===== SOURCE PASSAGE

Miss Betsy · February 4, 2009

I don't have the email service, but I thought that email customers could choose among several blocklists as well as the scbl and sa to filter their email.

If there is a 'signature' URL, then wouldn't the bl that uses spamvertised URLs catch it?

If I am wrong that one can use more than those two filters, then it seems to me there was a really long topic on how to tweak filters at one point. It might be worth searching for it.

Replica watch spammers seem to work really hard at evading content filters (as well as probably evading IP addresses that are pegged as spammy). Hotmail has extremely aggressive filters, it seems to me, yet replica watch spam regularly shows up for a couple of days until the filters catch up.

Good Luck!

Miss Betsy

rconner · February 4, 2009

I don't have the email service, but I thought that email customers could choose among several blocklists as well as the scbl and sa to filter their email.
If there is a 'signature' URL, then wouldn't the bl that uses spamvertised URLs catch it?

If I am wrong that one can use more than those two filters, then it seems to me there was a really long topic on how to tweak filters at one point. It might be worth searching for it.

I had just had a look for that post at the available blocklists, and while you could choose more than one, none were for URLs as far as I could tell. The filters are selected via a setup page in the webmail app.

Apparenly you do get some benefit if you use SpamAssassin. If elind had lowered his minimum SpamAssassin score to 2, then this spam might have been held by SpamCop. However, this risks a lot of false positives (non-spam messages identified as spam).

Replica watch spammers seem to work really hard at evading content filters (as well as probably evading IP addresses that are pegged as spammy). Hotmail has extremely aggressive filters, it seems to me, yet replica watch spam regularly shows up for a couple of days until the filters catch up.

That is my impression as well.

==========

## DO THIS
Extend the forum thread about spam blocklists and filters with the next part of the exchange, picking up after its final post.

===== AVAILABLE DATA

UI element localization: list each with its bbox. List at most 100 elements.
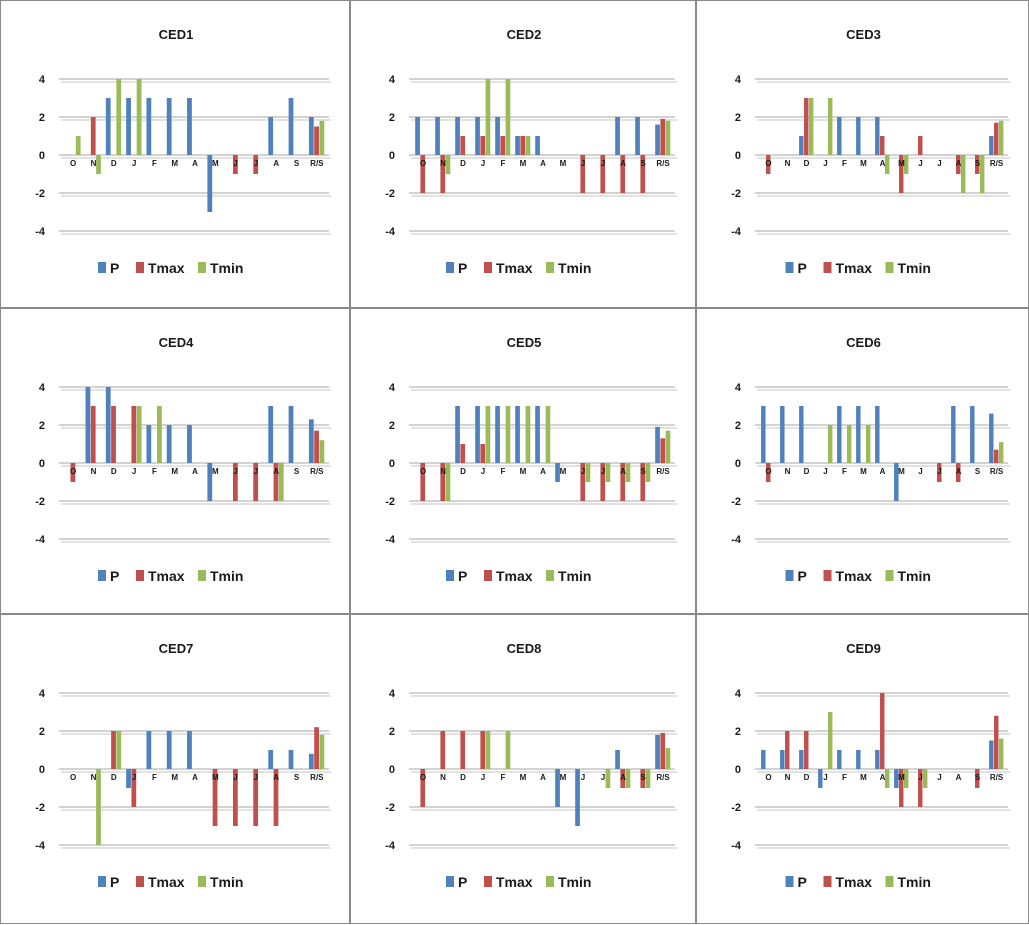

==========

## REPLY TO THE EXERCISE
-- rick

elind · February 4, 2009

I had just had a look for that post at the available blocklists, and while you could choose more than one, none were for URLs as far as I could tell. The filters are selected via a setup page in the webmail app.
Apparenly you do get some benefit if you use SpamAssassin. If elind had lowered his minimum SpamAssassin score to 2, then this spam might have been held by SpamCop. However, this risks a lot of false positives (non-spam messages identified as spam).

That is my impression as well.

Sorry for speedreading your first answer above. I'll try to figure out the detailed source in more detail next time, before spamcop munges it.

I found I had spamassassin set to 4, I've lowered it to 3 and maybe that will reduce these that get through, although the few that do get through are kind of educational since they are the only ones I typically look at.

Nevertheless, I don't know how spamassassin works, but I thought that part of it was algorithms for parsing messages for spam characteristics. I'm pretty sure I could write one that would catch 99.99% of these common spam, which is why I find it puzzling; after all many of them are identical in every way, except the URLs, not to mention misspellings of viagra or rolex.

Anyway, thanks for the replies.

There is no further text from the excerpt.